Copy the records below word for word, from first line to last, but leave out the pictures.

»»

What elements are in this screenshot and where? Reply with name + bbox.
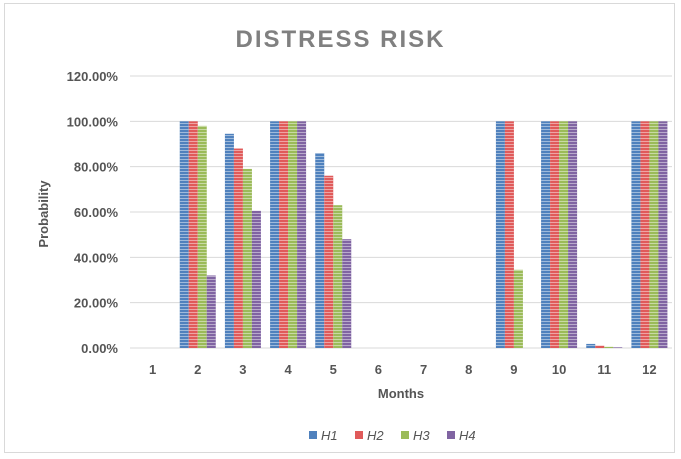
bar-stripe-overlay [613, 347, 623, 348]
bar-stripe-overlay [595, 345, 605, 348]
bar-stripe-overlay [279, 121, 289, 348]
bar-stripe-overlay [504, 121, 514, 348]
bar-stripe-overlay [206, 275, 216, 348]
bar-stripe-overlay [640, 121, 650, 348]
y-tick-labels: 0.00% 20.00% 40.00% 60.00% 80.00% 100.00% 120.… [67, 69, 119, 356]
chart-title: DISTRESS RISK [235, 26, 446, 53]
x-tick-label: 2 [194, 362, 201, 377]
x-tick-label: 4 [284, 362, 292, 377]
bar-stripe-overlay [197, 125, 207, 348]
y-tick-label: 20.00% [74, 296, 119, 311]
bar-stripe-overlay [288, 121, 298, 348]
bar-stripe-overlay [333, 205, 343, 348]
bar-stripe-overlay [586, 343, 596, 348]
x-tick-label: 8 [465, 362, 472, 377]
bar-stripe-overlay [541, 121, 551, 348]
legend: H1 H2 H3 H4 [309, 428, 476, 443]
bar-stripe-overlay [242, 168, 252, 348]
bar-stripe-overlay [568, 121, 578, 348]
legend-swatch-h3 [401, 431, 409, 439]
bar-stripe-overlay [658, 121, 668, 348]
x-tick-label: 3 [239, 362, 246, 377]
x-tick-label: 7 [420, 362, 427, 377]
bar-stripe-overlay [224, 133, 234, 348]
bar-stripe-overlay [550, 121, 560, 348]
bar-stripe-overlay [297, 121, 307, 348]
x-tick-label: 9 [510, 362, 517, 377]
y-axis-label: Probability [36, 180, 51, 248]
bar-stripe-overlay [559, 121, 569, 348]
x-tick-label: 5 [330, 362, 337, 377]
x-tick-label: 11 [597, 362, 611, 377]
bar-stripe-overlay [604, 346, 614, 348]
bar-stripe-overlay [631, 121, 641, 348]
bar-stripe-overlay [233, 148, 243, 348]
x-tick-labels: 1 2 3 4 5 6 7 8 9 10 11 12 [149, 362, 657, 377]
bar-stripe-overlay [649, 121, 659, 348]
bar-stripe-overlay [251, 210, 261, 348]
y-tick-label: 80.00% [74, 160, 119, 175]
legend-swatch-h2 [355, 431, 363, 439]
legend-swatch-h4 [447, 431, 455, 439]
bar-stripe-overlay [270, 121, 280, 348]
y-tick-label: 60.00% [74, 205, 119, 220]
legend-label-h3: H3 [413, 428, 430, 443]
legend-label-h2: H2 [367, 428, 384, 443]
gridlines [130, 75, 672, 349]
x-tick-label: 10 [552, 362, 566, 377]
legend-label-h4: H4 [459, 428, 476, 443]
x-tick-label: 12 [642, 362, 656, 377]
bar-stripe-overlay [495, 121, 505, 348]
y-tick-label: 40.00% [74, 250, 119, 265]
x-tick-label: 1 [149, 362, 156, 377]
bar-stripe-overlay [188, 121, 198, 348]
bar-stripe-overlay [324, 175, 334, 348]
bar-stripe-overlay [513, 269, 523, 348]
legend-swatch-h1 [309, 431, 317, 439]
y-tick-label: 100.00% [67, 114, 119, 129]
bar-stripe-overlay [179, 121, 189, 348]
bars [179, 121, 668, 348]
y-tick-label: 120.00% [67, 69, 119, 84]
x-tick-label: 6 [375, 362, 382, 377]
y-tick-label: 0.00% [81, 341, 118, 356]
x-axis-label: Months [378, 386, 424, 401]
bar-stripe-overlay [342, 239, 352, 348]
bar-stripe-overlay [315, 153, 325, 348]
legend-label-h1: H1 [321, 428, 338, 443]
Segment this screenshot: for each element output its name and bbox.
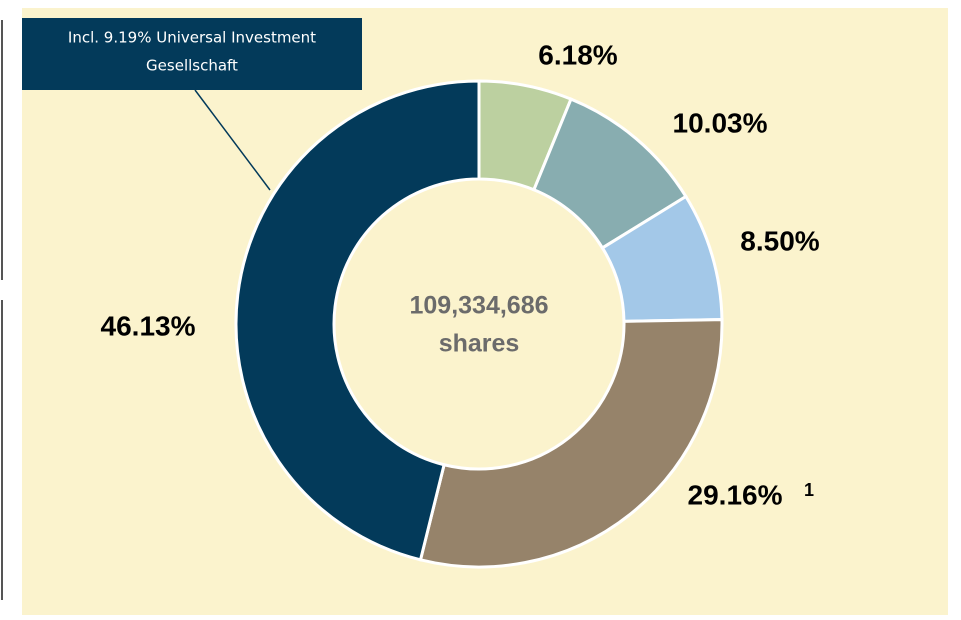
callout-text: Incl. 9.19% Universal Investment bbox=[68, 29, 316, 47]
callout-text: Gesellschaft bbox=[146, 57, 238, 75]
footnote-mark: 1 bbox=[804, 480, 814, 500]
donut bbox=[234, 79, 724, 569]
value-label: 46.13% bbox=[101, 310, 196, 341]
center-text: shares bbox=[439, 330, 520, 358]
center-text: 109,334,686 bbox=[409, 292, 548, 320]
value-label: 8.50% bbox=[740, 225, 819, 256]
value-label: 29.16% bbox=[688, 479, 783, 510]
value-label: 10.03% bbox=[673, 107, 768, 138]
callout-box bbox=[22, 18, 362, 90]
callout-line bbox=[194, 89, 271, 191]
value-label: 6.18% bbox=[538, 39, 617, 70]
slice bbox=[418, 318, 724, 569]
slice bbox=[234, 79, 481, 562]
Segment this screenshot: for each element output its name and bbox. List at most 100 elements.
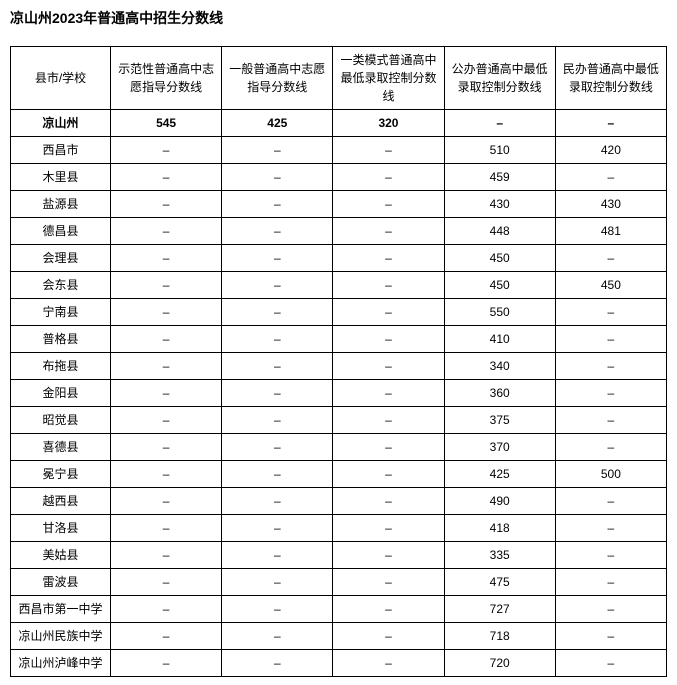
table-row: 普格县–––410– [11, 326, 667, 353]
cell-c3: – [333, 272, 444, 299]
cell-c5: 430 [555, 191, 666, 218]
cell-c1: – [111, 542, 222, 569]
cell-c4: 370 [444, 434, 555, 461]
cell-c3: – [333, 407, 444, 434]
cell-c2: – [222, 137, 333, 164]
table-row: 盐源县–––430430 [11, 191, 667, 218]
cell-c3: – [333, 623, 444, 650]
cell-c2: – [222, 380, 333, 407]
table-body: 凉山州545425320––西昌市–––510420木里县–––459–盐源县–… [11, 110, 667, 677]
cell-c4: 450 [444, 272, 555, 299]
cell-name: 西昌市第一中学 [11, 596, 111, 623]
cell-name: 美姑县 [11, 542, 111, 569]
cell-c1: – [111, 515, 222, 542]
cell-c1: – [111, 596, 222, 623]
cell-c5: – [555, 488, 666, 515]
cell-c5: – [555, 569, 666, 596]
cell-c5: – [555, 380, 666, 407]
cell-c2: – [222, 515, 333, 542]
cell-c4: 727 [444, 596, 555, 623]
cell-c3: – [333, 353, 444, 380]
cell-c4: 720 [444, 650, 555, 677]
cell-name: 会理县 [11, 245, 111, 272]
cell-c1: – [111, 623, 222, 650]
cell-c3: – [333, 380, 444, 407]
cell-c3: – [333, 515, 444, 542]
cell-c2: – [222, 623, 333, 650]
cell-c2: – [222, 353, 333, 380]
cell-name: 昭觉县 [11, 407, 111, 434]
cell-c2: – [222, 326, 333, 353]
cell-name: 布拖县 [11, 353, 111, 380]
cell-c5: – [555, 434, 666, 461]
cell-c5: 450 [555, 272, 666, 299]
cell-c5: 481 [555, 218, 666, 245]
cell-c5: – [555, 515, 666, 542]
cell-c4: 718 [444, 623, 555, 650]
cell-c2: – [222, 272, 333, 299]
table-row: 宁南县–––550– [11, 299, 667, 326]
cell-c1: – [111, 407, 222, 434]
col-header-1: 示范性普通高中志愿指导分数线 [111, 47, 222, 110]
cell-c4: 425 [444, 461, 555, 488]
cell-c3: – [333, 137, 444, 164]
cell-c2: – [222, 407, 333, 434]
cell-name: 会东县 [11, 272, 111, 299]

««

▶ _COMPLETED EXERCISE_
What elements are in this screenshot and where? Reply with name + bbox.
bar-stripe-overlay [613, 347, 623, 348]
bar-stripe-overlay [595, 345, 605, 348]
bar-stripe-overlay [279, 121, 289, 348]
bar-stripe-overlay [504, 121, 514, 348]
bar-stripe-overlay [206, 275, 216, 348]
bar-stripe-overlay [640, 121, 650, 348]
y-tick-labels: 0.00% 20.00% 40.00% 60.00% 80.00% 100.00% 120.… [67, 69, 119, 356]
chart-title: DISTRESS RISK [235, 26, 446, 53]
x-tick-label: 2 [194, 362, 201, 377]
x-tick-label: 4 [284, 362, 292, 377]
bar-stripe-overlay [197, 125, 207, 348]
y-tick-label: 20.00% [74, 296, 119, 311]
bar-stripe-overlay [288, 121, 298, 348]
bar-stripe-overlay [333, 205, 343, 348]
bar-stripe-overlay [586, 343, 596, 348]
x-tick-label: 8 [465, 362, 472, 377]
bar-stripe-overlay [541, 121, 551, 348]
legend: H1 H2 H3 H4 [309, 428, 476, 443]
bar-stripe-overlay [242, 168, 252, 348]
bar-stripe-overlay [568, 121, 578, 348]
legend-swatch-h3 [401, 431, 409, 439]
bar-stripe-overlay [658, 121, 668, 348]
x-tick-label: 3 [239, 362, 246, 377]
x-tick-label: 7 [420, 362, 427, 377]
bar-stripe-overlay [224, 133, 234, 348]
bar-stripe-overlay [550, 121, 560, 348]
bar-stripe-overlay [297, 121, 307, 348]
x-tick-label: 9 [510, 362, 517, 377]
y-axis-label: Probability [36, 180, 51, 248]
bar-stripe-overlay [559, 121, 569, 348]
x-tick-label: 5 [330, 362, 337, 377]
x-tick-label: 11 [597, 362, 611, 377]
bar-stripe-overlay [604, 346, 614, 348]
bar-stripe-overlay [631, 121, 641, 348]
bar-stripe-overlay [233, 148, 243, 348]
x-tick-labels: 1 2 3 4 5 6 7 8 9 10 11 12 [149, 362, 657, 377]
bar-stripe-overlay [649, 121, 659, 348]
bar-stripe-overlay [251, 210, 261, 348]
y-tick-label: 80.00% [74, 160, 119, 175]
legend-swatch-h2 [355, 431, 363, 439]
legend-swatch-h4 [447, 431, 455, 439]
bar-stripe-overlay [270, 121, 280, 348]
y-tick-label: 60.00% [74, 205, 119, 220]
legend-label-h3: H3 [413, 428, 430, 443]
legend-label-h2: H2 [367, 428, 384, 443]
gridlines [130, 75, 672, 349]
x-tick-label: 10 [552, 362, 566, 377]
legend-label-h4: H4 [459, 428, 476, 443]
x-tick-label: 12 [642, 362, 656, 377]
bar-stripe-overlay [495, 121, 505, 348]
y-tick-label: 40.00% [74, 250, 119, 265]
x-tick-label: 1 [149, 362, 156, 377]
bar-stripe-overlay [188, 121, 198, 348]
bar-stripe-overlay [324, 175, 334, 348]
bar-stripe-overlay [513, 269, 523, 348]
legend-swatch-h1 [309, 431, 317, 439]
y-tick-label: 100.00% [67, 114, 119, 129]
bar-stripe-overlay [179, 121, 189, 348]
bars [179, 121, 668, 348]
y-tick-label: 120.00% [67, 69, 119, 84]
x-tick-label: 6 [375, 362, 382, 377]
y-tick-label: 0.00% [81, 341, 118, 356]
x-axis-label: Months [378, 386, 424, 401]
bar-stripe-overlay [342, 239, 352, 348]
bar-stripe-overlay [315, 153, 325, 348]
legend-label-h1: H1 [321, 428, 338, 443]
Segment this screenshot: for each element output its name and bbox.
callout-text: Incl. 9.19% Universal Investment bbox=[68, 29, 316, 47]
callout-text: Gesellschaft bbox=[146, 57, 238, 75]
footnote-mark: 1 bbox=[804, 480, 814, 500]
donut bbox=[234, 79, 724, 569]
value-label: 46.13% bbox=[101, 310, 196, 341]
center-text: shares bbox=[439, 330, 520, 358]
center-text: 109,334,686 bbox=[409, 292, 548, 320]
value-label: 8.50% bbox=[740, 225, 819, 256]
value-label: 29.16% bbox=[688, 479, 783, 510]
value-label: 10.03% bbox=[673, 107, 768, 138]
callout-box bbox=[22, 18, 362, 90]
callout-line bbox=[194, 89, 271, 191]
value-label: 6.18% bbox=[538, 39, 617, 70]
slice bbox=[418, 318, 724, 569]
slice bbox=[234, 79, 481, 562]
Segment this screenshot: for each element output its name and bbox. List at most 100 elements.
table-row: 普格县–––410– [11, 326, 667, 353]
cell-c3: – [333, 272, 444, 299]
cell-c5: 430 [555, 191, 666, 218]
cell-c1: – [111, 542, 222, 569]
cell-c4: 370 [444, 434, 555, 461]
cell-c3: – [333, 407, 444, 434]
cell-c2: – [222, 137, 333, 164]
table-row: 盐源县–––430430 [11, 191, 667, 218]
cell-c3: – [333, 623, 444, 650]
cell-c2: – [222, 380, 333, 407]
table-body: 凉山州545425320––西昌市–––510420木里县–––459–盐源县–… [11, 110, 667, 677]
cell-c4: 450 [444, 272, 555, 299]
cell-name: 西昌市第一中学 [11, 596, 111, 623]
cell-name: 美姑县 [11, 542, 111, 569]
cell-c1: – [111, 515, 222, 542]
cell-c1: – [111, 596, 222, 623]
cell-c5: – [555, 488, 666, 515]
cell-c5: – [555, 569, 666, 596]
cell-c5: – [555, 380, 666, 407]
cell-c2: – [222, 515, 333, 542]
cell-c4: 727 [444, 596, 555, 623]
cell-c3: – [333, 353, 444, 380]
cell-c4: 720 [444, 650, 555, 677]
cell-name: 会理县 [11, 245, 111, 272]
cell-c1: – [111, 623, 222, 650]
cell-c3: – [333, 380, 444, 407]
cell-c3: – [333, 515, 444, 542]
cell-c2: – [222, 623, 333, 650]
cell-c2: – [222, 353, 333, 380]
cell-name: 昭觉县 [11, 407, 111, 434]
cell-c2: – [222, 326, 333, 353]
cell-name: 布拖县 [11, 353, 111, 380]
cell-c5: – [555, 434, 666, 461]
cell-c5: 450 [555, 272, 666, 299]
cell-c5: 481 [555, 218, 666, 245]
cell-c5: – [555, 515, 666, 542]
cell-c4: 718 [444, 623, 555, 650]
cell-c2: – [222, 272, 333, 299]
table-row: 宁南县–––550– [11, 299, 667, 326]
cell-c1: – [111, 407, 222, 434]
col-header-1: 示范性普通高中志愿指导分数线 [111, 47, 222, 110]
cell-c4: 425 [444, 461, 555, 488]
cell-c3: – [333, 137, 444, 164]
cell-c2: – [222, 407, 333, 434]
cell-name: 会东县 [11, 272, 111, 299]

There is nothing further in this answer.